§ **TRAVAIL À FAIRE**:
A: D'après le texte sur la charge de travail à l'hôpital, à combien la majoration du risque de burnout est-elle portée après la première vague ?
B: Poursuivez le texte sur la charge de travail à l'hôpital après sa dernière phrase.

§ **EXTRAIT DE PAGE**:
#####

En théorie, nous pouvons avancer !
Mais en pratique, cela ne se passe pas comme nous l’avons espéré.
L’intensité du travail augmente sans cesse car à côté des patients Covid, il faut rattraper le retard de l’activité hospitalière. Les motifs évoqués sont la santé des patients mais aussi la santé financière des hôpitaux.
Le turn-over des patients s’accélère et dans certaines unités, le nombre de lits augmentent. Les lits ne sont évidemment pas le problème mais l’insuffisance de moyens humains au regard des lits. Un lit c’est une capacité d’activité mais c’est avant tout une obligation de garantir au chevet du patient la présence continue et en suffisance de personnel qualifié afin que soient prodigués au patient des soins de qualité et en sécurité
Le discours de certaines directions est : tant que le fil tient, on continue. Au-delà de la violence des mots, c’est de l’irresponsabilité.
Les constats font pourtant l’unanimité :
Pénurie sévère au niveau infirmier ou soignant, augmentation de l’absentéisme liée à la maladie du personnel, augmentation des burnout déclarés (majoration du risque des burnout portée à 68% post 1ère vague …..
Les soignants ont donné au-delà du possible mais ils ne sont ni invincibles, ni héroïques : ils sont épuisés. Et aujourd’hui, ce qu’on leur annonce est : pas de moyen pour des engagements même de jobistes cet été, mobilité et mutualisation dans les futurs réseaux …
Pour solutionner la problématique du financement et équilibrer les finances de l’hôpital, nous sommes depuis de nombreuses années enfermés dans la course folle de l’augmentation de l’activité. Cette course à l’activité a impacté gravement les charges de travail et le sens humain du travail. Nous sommes dans une spirale sans fin où pénurie, épuisement, augmentation de l’activité, réduction de la durée d’hospitalisation et augmentation du turn-over aggravent la situation de départ. Cette solution tout à l’augmentation de l’activité finalement ne marche pas car elle détruit un des piliers de l’activité : les ressources en personnel qualifié.

#####

§ **EXTRAITS DU MATÉRIEL**:
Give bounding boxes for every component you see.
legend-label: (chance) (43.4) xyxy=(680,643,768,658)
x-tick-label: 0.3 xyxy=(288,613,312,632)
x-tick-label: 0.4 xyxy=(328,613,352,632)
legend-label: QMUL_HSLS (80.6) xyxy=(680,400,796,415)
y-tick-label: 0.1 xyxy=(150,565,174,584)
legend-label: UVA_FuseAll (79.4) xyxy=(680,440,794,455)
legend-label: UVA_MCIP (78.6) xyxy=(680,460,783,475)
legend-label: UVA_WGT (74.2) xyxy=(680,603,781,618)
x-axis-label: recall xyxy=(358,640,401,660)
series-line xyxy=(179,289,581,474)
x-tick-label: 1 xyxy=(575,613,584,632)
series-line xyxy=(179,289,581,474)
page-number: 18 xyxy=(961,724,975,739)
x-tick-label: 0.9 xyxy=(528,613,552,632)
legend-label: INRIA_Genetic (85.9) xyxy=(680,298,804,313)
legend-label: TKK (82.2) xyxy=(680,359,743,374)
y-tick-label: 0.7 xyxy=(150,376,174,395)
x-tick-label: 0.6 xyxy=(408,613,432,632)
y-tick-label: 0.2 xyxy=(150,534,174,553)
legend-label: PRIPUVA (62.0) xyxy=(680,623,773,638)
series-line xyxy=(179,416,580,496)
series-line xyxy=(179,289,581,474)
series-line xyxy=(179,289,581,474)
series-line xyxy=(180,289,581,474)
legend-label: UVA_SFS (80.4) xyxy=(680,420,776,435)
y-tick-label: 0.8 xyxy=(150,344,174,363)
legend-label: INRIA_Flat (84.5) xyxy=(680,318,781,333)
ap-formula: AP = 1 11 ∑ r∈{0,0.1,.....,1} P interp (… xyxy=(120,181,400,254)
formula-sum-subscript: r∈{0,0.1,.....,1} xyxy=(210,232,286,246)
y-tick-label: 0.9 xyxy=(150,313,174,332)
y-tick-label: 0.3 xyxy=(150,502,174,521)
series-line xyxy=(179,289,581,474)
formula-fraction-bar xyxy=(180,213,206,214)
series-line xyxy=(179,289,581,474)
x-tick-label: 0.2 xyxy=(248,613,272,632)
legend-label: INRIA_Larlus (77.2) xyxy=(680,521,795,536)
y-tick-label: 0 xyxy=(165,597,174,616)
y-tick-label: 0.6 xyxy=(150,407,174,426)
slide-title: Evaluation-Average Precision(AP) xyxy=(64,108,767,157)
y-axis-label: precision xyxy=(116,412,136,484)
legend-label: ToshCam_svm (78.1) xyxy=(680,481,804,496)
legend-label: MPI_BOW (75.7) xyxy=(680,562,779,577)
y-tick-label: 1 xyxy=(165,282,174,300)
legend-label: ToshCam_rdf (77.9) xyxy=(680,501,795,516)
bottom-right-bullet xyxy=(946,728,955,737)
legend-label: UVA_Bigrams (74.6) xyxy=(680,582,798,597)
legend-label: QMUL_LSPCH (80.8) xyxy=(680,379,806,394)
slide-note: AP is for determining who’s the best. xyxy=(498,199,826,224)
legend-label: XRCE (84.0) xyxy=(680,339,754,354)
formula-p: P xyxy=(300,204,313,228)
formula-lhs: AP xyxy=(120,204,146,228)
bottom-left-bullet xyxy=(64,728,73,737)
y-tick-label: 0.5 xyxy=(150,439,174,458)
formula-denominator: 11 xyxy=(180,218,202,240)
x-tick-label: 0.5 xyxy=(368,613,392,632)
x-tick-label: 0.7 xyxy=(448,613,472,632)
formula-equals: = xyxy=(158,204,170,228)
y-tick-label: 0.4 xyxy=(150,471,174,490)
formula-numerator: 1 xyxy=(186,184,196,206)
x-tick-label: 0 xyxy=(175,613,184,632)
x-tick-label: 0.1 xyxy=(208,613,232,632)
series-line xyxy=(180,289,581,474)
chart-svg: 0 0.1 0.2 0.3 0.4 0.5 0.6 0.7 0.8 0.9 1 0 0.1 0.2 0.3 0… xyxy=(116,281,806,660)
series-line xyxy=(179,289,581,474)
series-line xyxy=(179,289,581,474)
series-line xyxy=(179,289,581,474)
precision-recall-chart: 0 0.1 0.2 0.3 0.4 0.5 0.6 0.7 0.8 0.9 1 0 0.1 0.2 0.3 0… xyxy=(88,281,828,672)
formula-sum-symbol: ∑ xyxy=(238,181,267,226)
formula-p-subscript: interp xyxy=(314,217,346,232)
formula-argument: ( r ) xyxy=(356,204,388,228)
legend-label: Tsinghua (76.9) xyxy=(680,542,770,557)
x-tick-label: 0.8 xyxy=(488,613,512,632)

#####

§ **RÉPONSES PAR NUMÉRO**:
A: À 68 %.

B:
Une infirmière nous écrit : Le covid n’a donc ouvert les yeux à personne, il aura juste crevé les nôtres à force de voir des horreurs ?
Nous devons d’urgence prendre les mesures fortes qui permettent aux travailleurs présents de rester sur le terrain car la relève n’arrivera pas avant plusieurs années. Relève qu’il ne faut pas décourager car comment m’engager dans une telle formation si je m’attends à des conditions de travail qui vont impacter ma santé physique et mentale.
Aujourd’hui, il est grand temps d’ôter des seules épaules des soignants la responsabilité de la santé publique. N’oublions pas que chaque travailleur qui quitte le secteur est définitivement perdu pour la profession !
Nous demandons :
- La garantie pour les soignants de bénéficier de congé en suffisance cet été : il est inimaginable qu’après autant d’effort tout ne soit pas mis en œuvre pour qu’ils se reposent tout en rendant le travail tenable sur le terrain : nous exigeons de l’embauche !
- L’adaptation de l’activité aux ressources disponibles en personnel qualifié : envisager si nécessaire la fermeture temporaire de lits !
- La mise en œuvre sans délai de la Task force pénurie : état des lieux, plan d’action pluriannuel avec perspectives de solutions alternatives à court et moyens termes !
A défaut, cette spirale infernale perdura. Sans perspective, le personnel quittera de plus en plus vite le secteur et de moins en moins de candidats se formeront. Ce n’est la volonté ni des interlocuteurs sociaux, ni du Ministre.
Nous restons disponibles pour envisager toutes les solutions possibles
Jan Piet Bauwens et Nathalie Lionnet.